#### DATA SHOWN ####
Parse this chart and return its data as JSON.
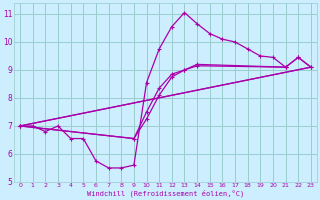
{
  "xlabel": "Windchill (Refroidissement éolien,°C)",
  "bg_color": "#cceeff",
  "grid_color": "#99cccc",
  "line_color": "#aa00aa",
  "xlim": [
    -0.5,
    23.5
  ],
  "ylim": [
    5,
    11.4
  ],
  "xticks": [
    0,
    1,
    2,
    3,
    4,
    5,
    6,
    7,
    8,
    9,
    10,
    11,
    12,
    13,
    14,
    15,
    16,
    17,
    18,
    19,
    20,
    21,
    22,
    23
  ],
  "yticks": [
    5,
    6,
    7,
    8,
    9,
    10,
    11
  ],
  "line1_x": [
    0,
    1,
    2,
    3,
    4,
    5,
    6,
    7,
    8,
    9,
    10,
    11,
    12,
    13,
    14,
    15,
    16,
    17,
    18,
    19,
    20,
    21
  ],
  "line1_y": [
    7.0,
    7.0,
    6.8,
    7.0,
    6.55,
    6.55,
    5.75,
    5.5,
    5.5,
    5.6,
    8.55,
    9.75,
    10.55,
    11.05,
    10.65,
    10.3,
    10.1,
    10.0,
    9.75,
    9.5,
    9.45,
    9.1
  ],
  "line2_x": [
    0,
    23
  ],
  "line2_y": [
    7.0,
    9.1
  ],
  "line3_x": [
    0,
    23
  ],
  "line3_y": [
    7.0,
    9.1
  ],
  "line4_x": [
    0,
    9,
    10,
    11,
    12,
    13,
    14,
    21,
    22,
    23
  ],
  "line4_y": [
    7.0,
    6.55,
    7.5,
    8.35,
    8.85,
    9.0,
    9.15,
    9.1,
    9.45,
    9.1
  ],
  "line5_x": [
    0,
    9,
    10,
    11,
    12,
    13,
    14,
    21,
    22,
    23
  ],
  "line5_y": [
    7.0,
    6.55,
    7.25,
    8.1,
    8.75,
    9.0,
    9.2,
    9.1,
    9.45,
    9.1
  ]
}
####
Transcribe all entries above exactly. Drop the pictures.

Parse this chart and return its data as JSON.
{
  "xlabel": "Windchill (Refroidissement éolien,°C)",
  "bg_color": "#cceeff",
  "grid_color": "#99cccc",
  "line_color": "#aa00aa",
  "xlim": [
    -0.5,
    23.5
  ],
  "ylim": [
    5,
    11.4
  ],
  "xticks": [
    0,
    1,
    2,
    3,
    4,
    5,
    6,
    7,
    8,
    9,
    10,
    11,
    12,
    13,
    14,
    15,
    16,
    17,
    18,
    19,
    20,
    21,
    22,
    23
  ],
  "yticks": [
    5,
    6,
    7,
    8,
    9,
    10,
    11
  ],
  "line1_x": [
    0,
    1,
    2,
    3,
    4,
    5,
    6,
    7,
    8,
    9,
    10,
    11,
    12,
    13,
    14,
    15,
    16,
    17,
    18,
    19,
    20,
    21
  ],
  "line1_y": [
    7.0,
    7.0,
    6.8,
    7.0,
    6.55,
    6.55,
    5.75,
    5.5,
    5.5,
    5.6,
    8.55,
    9.75,
    10.55,
    11.05,
    10.65,
    10.3,
    10.1,
    10.0,
    9.75,
    9.5,
    9.45,
    9.1
  ],
  "line2_x": [
    0,
    23
  ],
  "line2_y": [
    7.0,
    9.1
  ],
  "line3_x": [
    0,
    23
  ],
  "line3_y": [
    7.0,
    9.1
  ],
  "line4_x": [
    0,
    9,
    10,
    11,
    12,
    13,
    14,
    21,
    22,
    23
  ],
  "line4_y": [
    7.0,
    6.55,
    7.5,
    8.35,
    8.85,
    9.0,
    9.15,
    9.1,
    9.45,
    9.1
  ],
  "line5_x": [
    0,
    9,
    10,
    11,
    12,
    13,
    14,
    21,
    22,
    23
  ],
  "line5_y": [
    7.0,
    6.55,
    7.25,
    8.1,
    8.75,
    9.0,
    9.2,
    9.1,
    9.45,
    9.1
  ]
}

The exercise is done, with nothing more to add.